Stored data:
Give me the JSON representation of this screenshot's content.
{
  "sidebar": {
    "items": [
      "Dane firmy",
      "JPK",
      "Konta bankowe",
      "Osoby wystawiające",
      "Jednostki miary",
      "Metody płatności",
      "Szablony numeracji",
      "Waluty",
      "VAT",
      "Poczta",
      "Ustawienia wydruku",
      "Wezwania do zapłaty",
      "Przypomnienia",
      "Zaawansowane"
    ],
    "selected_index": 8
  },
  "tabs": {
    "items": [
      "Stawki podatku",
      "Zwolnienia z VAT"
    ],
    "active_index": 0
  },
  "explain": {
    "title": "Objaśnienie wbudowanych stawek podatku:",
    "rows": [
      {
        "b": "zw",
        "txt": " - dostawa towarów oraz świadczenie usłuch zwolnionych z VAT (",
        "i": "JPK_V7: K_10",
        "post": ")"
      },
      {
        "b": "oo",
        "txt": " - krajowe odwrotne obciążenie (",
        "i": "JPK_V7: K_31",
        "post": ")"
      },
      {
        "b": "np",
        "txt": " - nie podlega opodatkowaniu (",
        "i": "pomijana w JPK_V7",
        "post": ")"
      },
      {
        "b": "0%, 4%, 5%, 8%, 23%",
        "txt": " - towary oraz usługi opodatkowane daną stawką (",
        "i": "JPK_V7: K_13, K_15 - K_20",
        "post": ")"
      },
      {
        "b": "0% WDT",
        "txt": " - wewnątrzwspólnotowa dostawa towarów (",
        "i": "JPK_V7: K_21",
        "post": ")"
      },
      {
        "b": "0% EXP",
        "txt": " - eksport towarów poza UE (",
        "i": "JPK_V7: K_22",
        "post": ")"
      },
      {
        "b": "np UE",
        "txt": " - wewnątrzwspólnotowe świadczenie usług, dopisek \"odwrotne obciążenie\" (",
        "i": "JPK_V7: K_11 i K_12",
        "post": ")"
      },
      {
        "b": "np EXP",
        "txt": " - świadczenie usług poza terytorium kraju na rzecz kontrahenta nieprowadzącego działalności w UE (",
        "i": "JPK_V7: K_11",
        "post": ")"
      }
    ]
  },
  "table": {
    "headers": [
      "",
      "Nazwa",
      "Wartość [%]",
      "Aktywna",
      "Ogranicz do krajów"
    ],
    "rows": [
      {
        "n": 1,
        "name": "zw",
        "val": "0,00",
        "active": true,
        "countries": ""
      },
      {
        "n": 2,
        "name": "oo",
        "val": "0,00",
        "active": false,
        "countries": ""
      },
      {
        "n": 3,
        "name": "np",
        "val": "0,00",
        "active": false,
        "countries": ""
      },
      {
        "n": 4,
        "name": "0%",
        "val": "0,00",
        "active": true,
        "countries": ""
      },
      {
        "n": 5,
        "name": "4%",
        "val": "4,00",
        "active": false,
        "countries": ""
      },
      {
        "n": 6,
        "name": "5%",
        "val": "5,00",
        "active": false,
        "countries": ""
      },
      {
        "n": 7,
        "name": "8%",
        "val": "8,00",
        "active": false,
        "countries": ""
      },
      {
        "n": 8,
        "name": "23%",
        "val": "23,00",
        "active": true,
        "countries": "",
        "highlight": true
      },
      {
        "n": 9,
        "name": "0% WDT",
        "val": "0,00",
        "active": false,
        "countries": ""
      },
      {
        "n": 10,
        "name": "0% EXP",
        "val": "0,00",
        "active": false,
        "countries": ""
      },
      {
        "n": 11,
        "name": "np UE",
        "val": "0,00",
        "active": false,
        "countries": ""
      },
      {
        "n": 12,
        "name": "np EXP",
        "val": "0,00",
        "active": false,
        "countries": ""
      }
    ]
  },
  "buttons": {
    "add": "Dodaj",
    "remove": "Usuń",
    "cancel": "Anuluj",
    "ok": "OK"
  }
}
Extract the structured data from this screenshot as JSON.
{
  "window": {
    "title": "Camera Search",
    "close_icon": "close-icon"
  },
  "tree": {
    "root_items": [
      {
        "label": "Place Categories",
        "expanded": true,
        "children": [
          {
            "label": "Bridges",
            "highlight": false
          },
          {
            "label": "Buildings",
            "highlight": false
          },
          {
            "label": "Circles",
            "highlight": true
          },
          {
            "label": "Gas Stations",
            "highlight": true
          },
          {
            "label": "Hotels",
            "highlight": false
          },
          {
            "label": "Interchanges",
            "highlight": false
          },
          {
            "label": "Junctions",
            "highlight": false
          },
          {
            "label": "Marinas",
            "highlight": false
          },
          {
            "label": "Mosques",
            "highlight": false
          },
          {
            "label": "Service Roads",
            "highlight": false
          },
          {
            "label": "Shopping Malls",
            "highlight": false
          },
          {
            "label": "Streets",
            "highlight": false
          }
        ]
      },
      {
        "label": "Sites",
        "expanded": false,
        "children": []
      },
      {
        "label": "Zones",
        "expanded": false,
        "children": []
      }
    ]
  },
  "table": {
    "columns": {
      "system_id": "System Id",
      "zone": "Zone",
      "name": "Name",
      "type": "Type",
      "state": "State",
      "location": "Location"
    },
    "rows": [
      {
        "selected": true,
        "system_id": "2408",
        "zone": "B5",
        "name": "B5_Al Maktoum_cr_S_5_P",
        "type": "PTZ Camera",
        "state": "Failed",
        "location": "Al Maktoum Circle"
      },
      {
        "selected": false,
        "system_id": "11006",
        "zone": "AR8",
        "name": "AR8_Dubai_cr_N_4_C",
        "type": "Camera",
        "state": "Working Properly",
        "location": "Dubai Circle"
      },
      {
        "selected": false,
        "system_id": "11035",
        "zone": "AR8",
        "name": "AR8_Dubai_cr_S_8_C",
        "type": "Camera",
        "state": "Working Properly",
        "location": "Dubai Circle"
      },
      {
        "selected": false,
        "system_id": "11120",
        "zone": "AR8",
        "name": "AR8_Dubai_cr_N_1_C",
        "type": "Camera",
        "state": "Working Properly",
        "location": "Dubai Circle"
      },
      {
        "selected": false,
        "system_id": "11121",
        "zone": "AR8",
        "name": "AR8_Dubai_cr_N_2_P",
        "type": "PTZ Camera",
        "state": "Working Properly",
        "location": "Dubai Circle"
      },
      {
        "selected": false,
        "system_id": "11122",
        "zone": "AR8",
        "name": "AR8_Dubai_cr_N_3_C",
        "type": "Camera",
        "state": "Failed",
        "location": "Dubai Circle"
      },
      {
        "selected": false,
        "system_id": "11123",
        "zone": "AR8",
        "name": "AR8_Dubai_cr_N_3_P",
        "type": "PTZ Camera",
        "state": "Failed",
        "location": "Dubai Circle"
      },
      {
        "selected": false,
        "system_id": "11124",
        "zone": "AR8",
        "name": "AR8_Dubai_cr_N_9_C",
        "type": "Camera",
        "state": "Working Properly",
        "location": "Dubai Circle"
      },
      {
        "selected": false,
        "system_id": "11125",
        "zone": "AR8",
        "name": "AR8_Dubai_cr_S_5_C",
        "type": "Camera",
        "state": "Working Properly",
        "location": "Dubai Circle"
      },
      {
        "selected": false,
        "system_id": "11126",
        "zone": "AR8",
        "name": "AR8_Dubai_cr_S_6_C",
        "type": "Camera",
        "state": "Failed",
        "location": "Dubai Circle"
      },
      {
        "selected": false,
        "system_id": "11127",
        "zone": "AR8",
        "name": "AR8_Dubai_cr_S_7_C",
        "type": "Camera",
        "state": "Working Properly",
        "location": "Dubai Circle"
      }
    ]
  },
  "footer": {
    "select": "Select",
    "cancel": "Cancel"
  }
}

WORK TO DO →
Reproduce all the records precisely.

EXERCISE RESULT →
Give me the JSON representation of this screenshot's content.
{
  "sidebar": {
    "items": [
      "Dane firmy",
      "JPK",
      "Konta bankowe",
      "Osoby wystawiające",
      "Jednostki miary",
      "Metody płatności",
      "Szablony numeracji",
      "Waluty",
      "VAT",
      "Poczta",
      "Ustawienia wydruku",
      "Wezwania do zapłaty",
      "Przypomnienia",
      "Zaawansowane"
    ],
    "selected_index": 8
  },
  "tabs": {
    "items": [
      "Stawki podatku",
      "Zwolnienia z VAT"
    ],
    "active_index": 0
  },
  "explain": {
    "title": "Objaśnienie wbudowanych stawek podatku:",
    "rows": [
      {
        "b": "zw",
        "txt": " - dostawa towarów oraz świadczenie usłuch zwolnionych z VAT (",
        "i": "JPK_V7: K_10",
        "post": ")"
      },
      {
        "b": "oo",
        "txt": " - krajowe odwrotne obciążenie (",
        "i": "JPK_V7: K_31",
        "post": ")"
      },
      {
        "b": "np",
        "txt": " - nie podlega opodatkowaniu (",
        "i": "pomijana w JPK_V7",
        "post": ")"
      },
      {
        "b": "0%, 4%, 5%, 8%, 23%",
        "txt": " - towary oraz usługi opodatkowane daną stawką (",
        "i": "JPK_V7: K_13, K_15 - K_20",
        "post": ")"
      },
      {
        "b": "0% WDT",
        "txt": " - wewnątrzwspólnotowa dostawa towarów (",
        "i": "JPK_V7: K_21",
        "post": ")"
      },
      {
        "b": "0% EXP",
        "txt": " - eksport towarów poza UE (",
        "i": "JPK_V7: K_22",
        "post": ")"
      },
      {
        "b": "np UE",
        "txt": " - wewnątrzwspólnotowe świadczenie usług, dopisek \"odwrotne obciążenie\" (",
        "i": "JPK_V7: K_11 i K_12",
        "post": ")"
      },
      {
        "b": "np EXP",
        "txt": " - świadczenie usług poza terytorium kraju na rzecz kontrahenta nieprowadzącego działalności w UE (",
        "i": "JPK_V7: K_11",
        "post": ")"
      }
    ]
  },
  "table": {
    "headers": [
      "",
      "Nazwa",
      "Wartość [%]",
      "Aktywna",
      "Ogranicz do krajów"
    ],
    "rows": [
      {
        "n": 1,
        "name": "zw",
        "val": "0,00",
        "active": true,
        "countries": ""
      },
      {
        "n": 2,
        "name": "oo",
        "val": "0,00",
        "active": false,
        "countries": ""
      },
      {
        "n": 3,
        "name": "np",
        "val": "0,00",
        "active": false,
        "countries": ""
      },
      {
        "n": 4,
        "name": "0%",
        "val": "0,00",
        "active": true,
        "countries": ""
      },
      {
        "n": 5,
        "name": "4%",
        "val": "4,00",
        "active": false,
        "countries": ""
      },
      {
        "n": 6,
        "name": "5%",
        "val": "5,00",
        "active": false,
        "countries": ""
      },
      {
        "n": 7,
        "name": "8%",
        "val": "8,00",
        "active": false,
        "countries": ""
      },
      {
        "n": 8,
        "name": "23%",
        "val": "23,00",
        "active": true,
        "countries": "",
        "highlight": true
      },
      {
        "n": 9,
        "name": "0% WDT",
        "val": "0,00",
        "active": false,
        "countries": ""
      },
      {
        "n": 10,
        "name": "0% EXP",
        "val": "0,00",
        "active": false,
        "countries": ""
      },
      {
        "n": 11,
        "name": "np UE",
        "val": "0,00",
        "active": false,
        "countries": ""
      },
      {
        "n": 12,
        "name": "np EXP",
        "val": "0,00",
        "active": false,
        "countries": ""
      }
    ]
  },
  "buttons": {
    "add": "Dodaj",
    "remove": "Usuń",
    "cancel": "Anuluj",
    "ok": "OK"
  }
}
Extract the structured data from this screenshot as JSON.
{
  "window": {
    "title": "Camera Search",
    "close_icon": "close-icon"
  },
  "tree": {
    "root_items": [
      {
        "label": "Place Categories",
        "expanded": true,
        "children": [
          {
            "label": "Bridges",
            "highlight": false
          },
          {
            "label": "Buildings",
            "highlight": false
          },
          {
            "label": "Circles",
            "highlight": true
          },
          {
            "label": "Gas Stations",
            "highlight": true
          },
          {
            "label": "Hotels",
            "highlight": false
          },
          {
            "label": "Interchanges",
            "highlight": false
          },
          {
            "label": "Junctions",
            "highlight": false
          },
          {
            "label": "Marinas",
            "highlight": false
          },
          {
            "label": "Mosques",
            "highlight": false
          },
          {
            "label": "Service Roads",
            "highlight": false
          },
          {
            "label": "Shopping Malls",
            "highlight": false
          },
          {
            "label": "Streets",
            "highlight": false
          }
        ]
      },
      {
        "label": "Sites",
        "expanded": false,
        "children": []
      },
      {
        "label": "Zones",
        "expanded": false,
        "children": []
      }
    ]
  },
  "table": {
    "columns": {
      "system_id": "System Id",
      "zone": "Zone",
      "name": "Name",
      "type": "Type",
      "state": "State",
      "location": "Location"
    },
    "rows": [
      {
        "selected": true,
        "system_id": "2408",
        "zone": "B5",
        "name": "B5_Al Maktoum_cr_S_5_P",
        "type": "PTZ Camera",
        "state": "Failed",
        "location": "Al Maktoum Circle"
      },
      {
        "selected": false,
        "system_id": "11006",
        "zone": "AR8",
        "name": "AR8_Dubai_cr_N_4_C",
        "type": "Camera",
        "state": "Working Properly",
        "location": "Dubai Circle"
      },
      {
        "selected": false,
        "system_id": "11035",
        "zone": "AR8",
        "name": "AR8_Dubai_cr_S_8_C",
        "type": "Camera",
        "state": "Working Properly",
        "location": "Dubai Circle"
      },
      {
        "selected": false,
        "system_id": "11120",
        "zone": "AR8",
        "name": "AR8_Dubai_cr_N_1_C",
        "type": "Camera",
        "state": "Working Properly",
        "location": "Dubai Circle"
      },
      {
        "selected": false,
        "system_id": "11121",
        "zone": "AR8",
        "name": "AR8_Dubai_cr_N_2_P",
        "type": "PTZ Camera",
        "state": "Working Properly",
        "location": "Dubai Circle"
      },
      {
        "selected": false,
        "system_id": "11122",
        "zone": "AR8",
        "name": "AR8_Dubai_cr_N_3_C",
        "type": "Camera",
        "state": "Failed",
        "location": "Dubai Circle"
      },
      {
        "selected": false,
        "system_id": "11123",
        "zone": "AR8",
        "name": "AR8_Dubai_cr_N_3_P",
        "type": "PTZ Camera",
        "state": "Failed",
        "location": "Dubai Circle"
      },
      {
        "selected": false,
        "system_id": "11124",
        "zone": "AR8",
        "name": "AR8_Dubai_cr_N_9_C",
        "type": "Camera",
        "state": "Working Properly",
        "location": "Dubai Circle"
      },
      {
        "selected": false,
        "system_id": "11125",
        "zone": "AR8",
        "name": "AR8_Dubai_cr_S_5_C",
        "type": "Camera",
        "state": "Working Properly",
        "location": "Dubai Circle"
      },
      {
        "selected": false,
        "system_id": "11126",
        "zone": "AR8",
        "name": "AR8_Dubai_cr_S_6_C",
        "type": "Camera",
        "state": "Failed",
        "location": "Dubai Circle"
      },
      {
        "selected": false,
        "system_id": "11127",
        "zone": "AR8",
        "name": "AR8_Dubai_cr_S_7_C",
        "type": "Camera",
        "state": "Working Properly",
        "location": "Dubai Circle"
      }
    ]
  },
  "footer": {
    "select": "Select",
    "cancel": "Cancel"
  }
}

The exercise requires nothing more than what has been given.